## SET TASK
Repeat every record below exactly, but leave out any pictures.

(Recorded data)

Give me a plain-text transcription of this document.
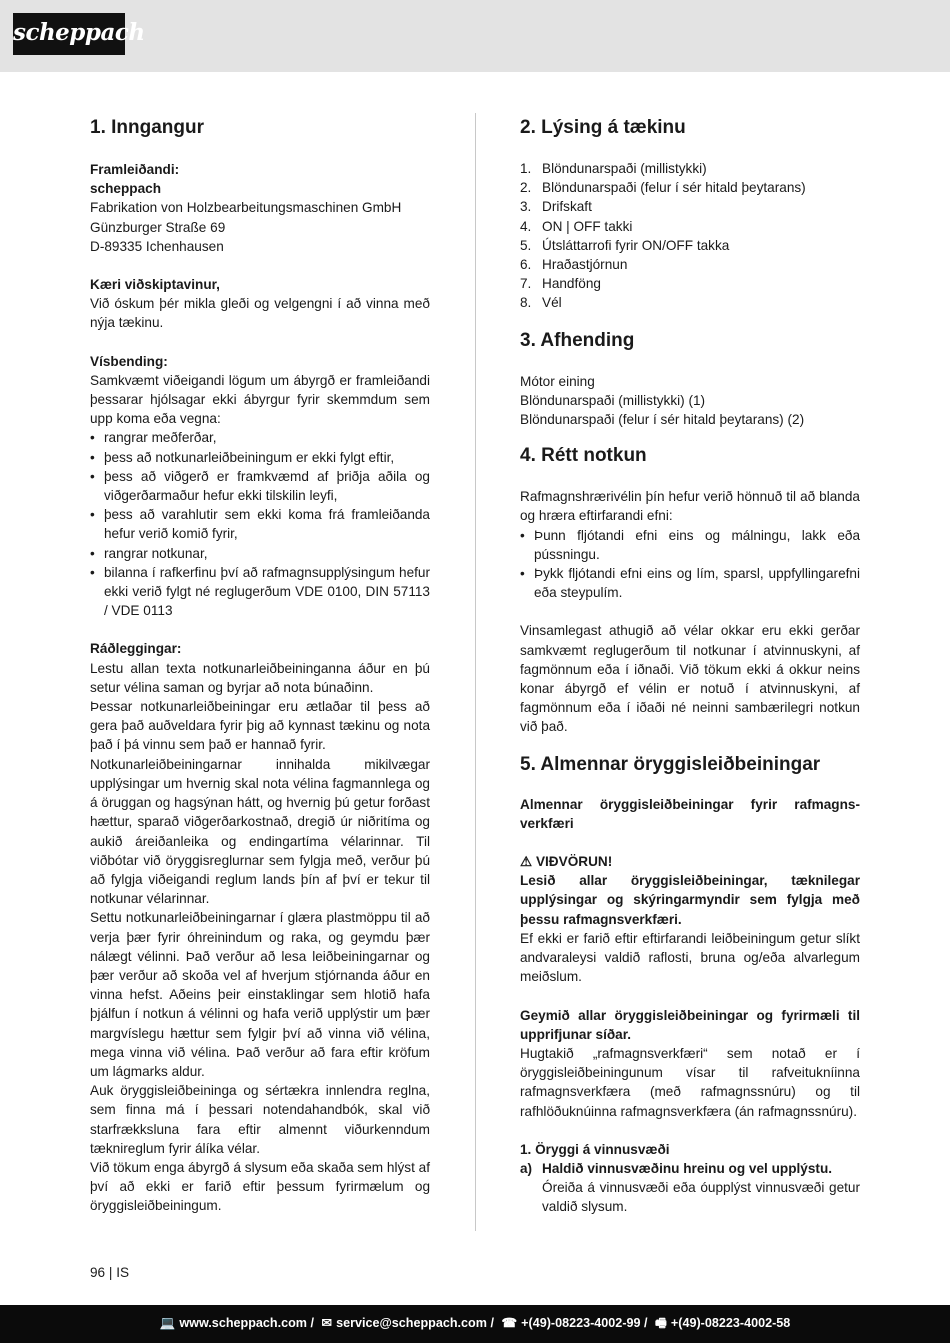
scheppach
1. Inngangur
Framleiðandi:
scheppach
Fabrikation von Holzbearbeitungsmaschinen GmbH
Günzburger Straße 69
D-89335 Ichenhausen
Kæri viðskiptavinur,
Við óskum þér mikla gleði og velgengni í að vinna með nýja tækinu.
Vísbending:
Samkvæmt viðeigandi lögum um ábyrgð er framleiðandi þessarar hjólsagar ekki ábyrgur fyrir skemmdum sem upp koma eða vegna:
• rangrar meðferðar,
• þess að notkunarleiðbeiningum er ekki fylgt eftir,
• þess að viðgerð er framkvæmd af þriðja aðila og viðgerðarmaður hefur ekki tilskilin leyfi,
• þess að varahlutir sem ekki koma frá framleiðanda hefur verið komið fyrir,
• rangrar notkunar,
• bilanna í rafkerfinu því að rafmagnsupplýsingum hefur ekki verið fylgt né reglugerðum VDE 0100, DIN 57113 / VDE 0113
Ráðleggingar:
Lestu allan texta notkunarleiðbeininganna áður en þú setur vélina saman og byrjar að nota búnaðinn.
Þessar notkunarleiðbeiningar eru ætlaðar til þess að gera það auðveldara fyrir þig að kynnast tækinu og nota það í þá vinnu sem það er hannað fyrir.
Notkunarleiðbeiningarnar innihalda mikilvægar upplýsingar um hvernig skal nota vélina fagmannlega og á öruggan og hagsýnan hátt, og hvernig þú getur forðast hættur, sparað viðgerðarkostnað, dregið úr niðritíma og aukið áreiðanleika og endingartíma vélarinnar. Til viðbótar við öryggisreglurnar sem fylgja með, verður þú að fylgja viðeigandi reglum lands þín af því er tekur til notkunar vélarinnar.
Settu notkunarleiðbeiningarnar í glæra plastmöppu til að verja þær fyrir óhreinindum og raka, og geymdu þær nálægt vélinni. Það verður að lesa leiðbeiningarnar og þær verður að skoða vel af hverjum stjórnanda áður en vinna hefst. Aðeins þeir einstaklingar sem hlotið hafa þjálfun í notkun á vélinni og hafa verið upplýstir um þær margvíslegu hættur sem fylgir því að vinna við vélina, mega vinna við vélina. Það verður að fara eftir kröfum um lágmarks aldur.
Auk öryggisleiðbeininga og sértækra innlendra reglna, sem finna má í þessari notendahandbók, skal við starfrækksluna fara eftir almennt viðurkenndum tæknireglum fyrir álíka vélar.
Við tökum enga ábyrgð á slysum eða skaða sem hlýst af því að ekki er farið eftir þessum fyrirmælum og öryggisleiðbeiningum.
2. Lýsing á tækinu
1. Blöndunarspaði (millistykki)
2. Blöndunarspaði (felur í sér hitald þeytarans)
3. Drifskaft
4. ON | OFF takki
5. Útsláttarrofi fyrir ON/OFF takka
6. Hraðastjórnun
7. Handföng
8. Vél
3. Afhending
Mótor eining
Blöndunarspaði (millistykki) (1)
Blöndunarspaði (felur í sér hitald þeytarans) (2)
4. Rétt notkun
Rafmagnshrærivélin þín hefur verið hönnuð til að blanda og hræra eftirfarandi efni:
• Þunn fljótandi efni eins og málningu, lakk eða pússningu.
• Þykk fljótandi efni eins og lím, sparsl, uppfyllingarefni eða steypulím.
Vinsamlegast athugið að vélar okkar eru ekki gerðar samkvæmt reglugerðum til notkunar í atvinnuskyni, af fagmönnum eða í iðnaði. Við tökum ekki á okkur neins konar ábyrgð ef vélin er notuð í atvinnuskyni, af fagmönnum eða í iðaði né neinni sambærilegri notkun við það.
5. Almennar öryggisleiðbeiningar
Almennar öryggisleiðbeiningar fyrir rafmagns-verkfæri
⚠ VIÐVÖRUN!
Lesið allar öryggisleiðbeiningar, tæknilegar upplýsingar og skýringarmyndir sem fylgja með þessu rafmagnsverkfæri.
Ef ekki er farið eftir eftirfarandi leiðbeiningum getur slíkt andvaraleysi valdið raflosti, bruna og/eða alvarlegum meiðslum.
Geymið allar öryggisleiðbeiningar og fyrirmæli til upprifjunar síðar.
Hugtakið „rafmagnsverkfæri“ sem notað er í öryggisleiðbeiningunum vísar til rafveitukníinna rafmagnsverkfæra (með rafmagnssnúru) og til rafhlöðuknúinna rafmagnsverkfæra (án rafmagnssnúru).
1. Öryggi á vinnusvæði
a) Haldið vinnusvæðinu hreinu og vel upplýstu.
Óreiða á vinnusvæði eða óupplýst vinnusvæði getur valdið slysum.
96 | IS
💻 www.scheppach.com / ✉ service@scheppach.com / ☎ +(49)-08223-4002-99 / 🖷 +(49)-08223-4002-58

## SOLUTION TO THIS EXERCISE
Give me a plain-text transcription of this document.
scheppach
1. Inngangur
Framleiðandi:
scheppach
Fabrikation von Holzbearbeitungsmaschinen GmbH
Günzburger Straße 69
D-89335 Ichenhausen
Kæri viðskiptavinur,
Við óskum þér mikla gleði og velgengni í að vinna með nýja tækinu.
Vísbending:
Samkvæmt viðeigandi lögum um ábyrgð er framleiðandi þessarar hjólsagar ekki ábyrgur fyrir skemmdum sem upp koma eða vegna:
• rangrar meðferðar,
• þess að notkunarleiðbeiningum er ekki fylgt eftir,
• þess að viðgerð er framkvæmd af þriðja aðila og viðgerðarmaður hefur ekki tilskilin leyfi,
• þess að varahlutir sem ekki koma frá framleiðanda hefur verið komið fyrir,
• rangrar notkunar,
• bilanna í rafkerfinu því að rafmagnsupplýsingum hefur ekki verið fylgt né reglugerðum VDE 0100, DIN 57113 / VDE 0113
Ráðleggingar:
Lestu allan texta notkunarleiðbeininganna áður en þú setur vélina saman og byrjar að nota búnaðinn.
Þessar notkunarleiðbeiningar eru ætlaðar til þess að gera það auðveldara fyrir þig að kynnast tækinu og nota það í þá vinnu sem það er hannað fyrir.
Notkunarleiðbeiningarnar innihalda mikilvægar upplýsingar um hvernig skal nota vélina fagmannlega og á öruggan og hagsýnan hátt, og hvernig þú getur forðast hættur, sparað viðgerðarkostnað, dregið úr niðritíma og aukið áreiðanleika og endingartíma vélarinnar. Til viðbótar við öryggisreglurnar sem fylgja með, verður þú að fylgja viðeigandi reglum lands þín af því er tekur til notkunar vélarinnar.
Settu notkunarleiðbeiningarnar í glæra plastmöppu til að verja þær fyrir óhreinindum og raka, og geymdu þær nálægt vélinni. Það verður að lesa leiðbeiningarnar og þær verður að skoða vel af hverjum stjórnanda áður en vinna hefst. Aðeins þeir einstaklingar sem hlotið hafa þjálfun í notkun á vélinni og hafa verið upplýstir um þær margvíslegu hættur sem fylgir því að vinna við vélina, mega vinna við vélina. Það verður að fara eftir kröfum um lágmarks aldur.
Auk öryggisleiðbeininga og sértækra innlendra reglna, sem finna má í þessari notendahandbók, skal við starfrækksluna fara eftir almennt viðurkenndum tæknireglum fyrir álíka vélar.
Við tökum enga ábyrgð á slysum eða skaða sem hlýst af því að ekki er farið eftir þessum fyrirmælum og öryggisleiðbeiningum.
2. Lýsing á tækinu
1. Blöndunarspaði (millistykki)
2. Blöndunarspaði (felur í sér hitald þeytarans)
3. Drifskaft
4. ON | OFF takki
5. Útsláttarrofi fyrir ON/OFF takka
6. Hraðastjórnun
7. Handföng
8. Vél
3. Afhending
Mótor eining
Blöndunarspaði (millistykki) (1)
Blöndunarspaði (felur í sér hitald þeytarans) (2)
4. Rétt notkun
Rafmagnshrærivélin þín hefur verið hönnuð til að blanda og hræra eftirfarandi efni:
• Þunn fljótandi efni eins og málningu, lakk eða pússningu.
• Þykk fljótandi efni eins og lím, sparsl, uppfyllingarefni eða steypulím.
Vinsamlegast athugið að vélar okkar eru ekki gerðar samkvæmt reglugerðum til notkunar í atvinnuskyni, af fagmönnum eða í iðnaði. Við tökum ekki á okkur neins konar ábyrgð ef vélin er notuð í atvinnuskyni, af fagmönnum eða í iðaði né neinni sambærilegri notkun við það.
5. Almennar öryggisleiðbeiningar
Almennar öryggisleiðbeiningar fyrir rafmagns-verkfæri
⚠ VIÐVÖRUN!
Lesið allar öryggisleiðbeiningar, tæknilegar upplýsingar og skýringarmyndir sem fylgja með þessu rafmagnsverkfæri.
Ef ekki er farið eftir eftirfarandi leiðbeiningum getur slíkt andvaraleysi valdið raflosti, bruna og/eða alvarlegum meiðslum.
Geymið allar öryggisleiðbeiningar og fyrirmæli til upprifjunar síðar.
Hugtakið „rafmagnsverkfæri“ sem notað er í öryggisleiðbeiningunum vísar til rafveitukníinna rafmagnsverkfæra (með rafmagnssnúru) og til rafhlöðuknúinna rafmagnsverkfæra (án rafmagnssnúru).
1. Öryggi á vinnusvæði
a) Haldið vinnusvæðinu hreinu og vel upplýstu.
Óreiða á vinnusvæði eða óupplýst vinnusvæði getur valdið slysum.
96 | IS
💻 www.scheppach.com / ✉ service@scheppach.com / ☎ +(49)-08223-4002-99 / 🖷 +(49)-08223-4002-58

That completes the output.